REQUIREMENT :: Every line with the word "presidenciales" in it should be extracted from the data that follows.

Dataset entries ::
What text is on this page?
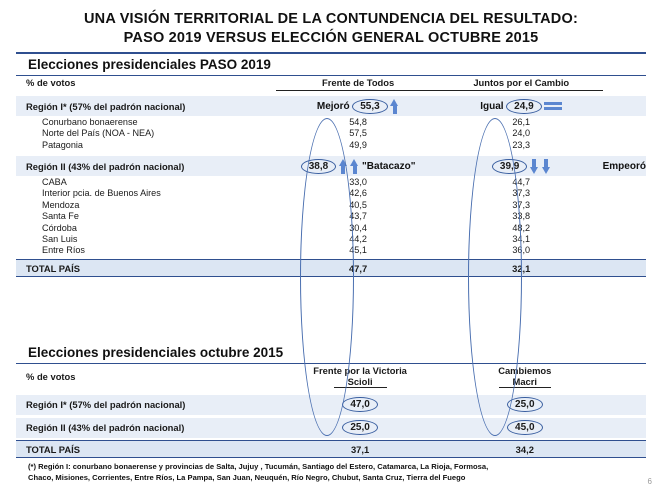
UNA VISIÓN TERRITORIAL DE LA CONTUNDENCIA DEL RESULTADO:
PASO 2019 VERSUS ELECCIÓN GENERAL OCTUBRE 2015
Elecciones presidenciales PASO 2019
% de votos	Frente de Todos	Juntos por el Cambio	

Región I* (57% del padrón nacional)	Mejoró 55,3	Igual 24,9

Conurbano bonaerense	54,8	26,1	
Norte del País (NOA - NEA)	57,5	24,0	
Patagonia	49,9	23,3	

Región II (43% del padrón nacional)	38,8 "Batacazo"	39,9	Empeoró
CABA	33,0	44,7	
Interior pcia. de Buenos Aires	42,6	37,3	
Mendoza	40,5	37,3	
Santa Fe	43,7	33,8	
Córdoba	30,4	48,2	
San Luis	44,2	34,1	
Entre Ríos	45,1	36,0	

TOTAL PAÍS	47,7	32,1	
Elecciones presidenciales octubre 2015
% de votos	
Frente por la Victoria
Scioli	
Cambiemos
Macri	

Región I* (57% del padrón nacional)	47,0	25,0	

Región II (43% del padrón nacional)	25,0	45,0	

TOTAL PAÍS	37,1	34,2	
(*) Región I: conurbano bonaerense y provincias de Salta, Jujuy , Tucumán, Santiago del Estero, Catamarca, La Rioja, Formosa,
Chaco, Misiones, Corrientes, Entre Ríos, La Pampa, San Juan, Neuquén, Río Negro, Chubut, Santa Cruz, Tierra del Fuego	6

RESULT ::
Elecciones presidenciales PASO 2019
Elecciones presidenciales octubre 2015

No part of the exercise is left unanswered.